What to produce: Retype every entry exactly, character for character.

Provided data:
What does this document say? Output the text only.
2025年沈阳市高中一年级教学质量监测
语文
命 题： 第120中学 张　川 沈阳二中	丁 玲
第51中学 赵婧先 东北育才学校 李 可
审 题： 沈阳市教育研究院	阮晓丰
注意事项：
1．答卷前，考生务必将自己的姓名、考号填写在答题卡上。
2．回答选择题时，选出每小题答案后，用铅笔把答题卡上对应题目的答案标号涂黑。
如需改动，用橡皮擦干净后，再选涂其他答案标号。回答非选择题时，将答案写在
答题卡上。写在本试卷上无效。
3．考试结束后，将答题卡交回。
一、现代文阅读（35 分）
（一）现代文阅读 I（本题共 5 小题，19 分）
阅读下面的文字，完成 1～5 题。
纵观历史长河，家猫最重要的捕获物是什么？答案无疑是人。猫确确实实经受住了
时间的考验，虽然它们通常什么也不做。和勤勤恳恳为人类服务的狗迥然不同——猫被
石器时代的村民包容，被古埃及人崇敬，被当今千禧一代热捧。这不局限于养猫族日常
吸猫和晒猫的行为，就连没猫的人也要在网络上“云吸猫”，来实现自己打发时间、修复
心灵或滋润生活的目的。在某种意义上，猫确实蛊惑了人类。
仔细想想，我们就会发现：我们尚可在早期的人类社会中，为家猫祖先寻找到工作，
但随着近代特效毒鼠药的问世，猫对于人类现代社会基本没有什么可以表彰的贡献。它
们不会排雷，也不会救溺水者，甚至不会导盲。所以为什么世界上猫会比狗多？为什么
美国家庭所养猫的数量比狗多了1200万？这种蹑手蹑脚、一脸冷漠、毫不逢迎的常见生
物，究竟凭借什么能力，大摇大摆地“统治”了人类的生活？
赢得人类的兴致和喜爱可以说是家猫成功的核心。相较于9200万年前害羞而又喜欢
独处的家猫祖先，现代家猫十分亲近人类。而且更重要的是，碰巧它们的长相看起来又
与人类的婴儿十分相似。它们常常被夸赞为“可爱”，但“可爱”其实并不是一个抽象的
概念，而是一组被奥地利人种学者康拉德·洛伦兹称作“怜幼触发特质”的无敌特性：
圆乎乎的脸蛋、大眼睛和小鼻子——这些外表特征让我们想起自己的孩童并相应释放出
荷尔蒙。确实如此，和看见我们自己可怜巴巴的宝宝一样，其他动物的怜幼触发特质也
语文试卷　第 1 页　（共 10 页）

Right answer:
What does this document say? Output the text only.
2025年沈阳市高中一年级教学质量监测
语文
命 题： 第120中学 张　川 沈阳二中	丁 玲
第51中学 赵婧先 东北育才学校 李 可
审 题： 沈阳市教育研究院	阮晓丰
注意事项：
1．答卷前，考生务必将自己的姓名、考号填写在答题卡上。
2．回答选择题时，选出每小题答案后，用铅笔把答题卡上对应题目的答案标号涂黑。
如需改动，用橡皮擦干净后，再选涂其他答案标号。回答非选择题时，将答案写在
答题卡上。写在本试卷上无效。
3．考试结束后，将答题卡交回。
一、现代文阅读（35 分）
（一）现代文阅读 I（本题共 5 小题，19 分）
阅读下面的文字，完成 1～5 题。
纵观历史长河，家猫最重要的捕获物是什么？答案无疑是人。猫确确实实经受住了
时间的考验，虽然它们通常什么也不做。和勤勤恳恳为人类服务的狗迥然不同——猫被
石器时代的村民包容，被古埃及人崇敬，被当今千禧一代热捧。这不局限于养猫族日常
吸猫和晒猫的行为，就连没猫的人也要在网络上“云吸猫”，来实现自己打发时间、修复
心灵或滋润生活的目的。在某种意义上，猫确实蛊惑了人类。
仔细想想，我们就会发现：我们尚可在早期的人类社会中，为家猫祖先寻找到工作，
但随着近代特效毒鼠药的问世，猫对于人类现代社会基本没有什么可以表彰的贡献。它
们不会排雷，也不会救溺水者，甚至不会导盲。所以为什么世界上猫会比狗多？为什么
美国家庭所养猫的数量比狗多了1200万？这种蹑手蹑脚、一脸冷漠、毫不逢迎的常见生
物，究竟凭借什么能力，大摇大摆地“统治”了人类的生活？
赢得人类的兴致和喜爱可以说是家猫成功的核心。相较于9200万年前害羞而又喜欢
独处的家猫祖先，现代家猫十分亲近人类。而且更重要的是，碰巧它们的长相看起来又
与人类的婴儿十分相似。它们常常被夸赞为“可爱”，但“可爱”其实并不是一个抽象的
概念，而是一组被奥地利人种学者康拉德·洛伦兹称作“怜幼触发特质”的无敌特性：
圆乎乎的脸蛋、大眼睛和小鼻子——这些外表特征让我们想起自己的孩童并相应释放出
荷尔蒙。确实如此，和看见我们自己可怜巴巴的宝宝一样，其他动物的怜幼触发特质也
语文试卷　第 1 页　（共 10 页）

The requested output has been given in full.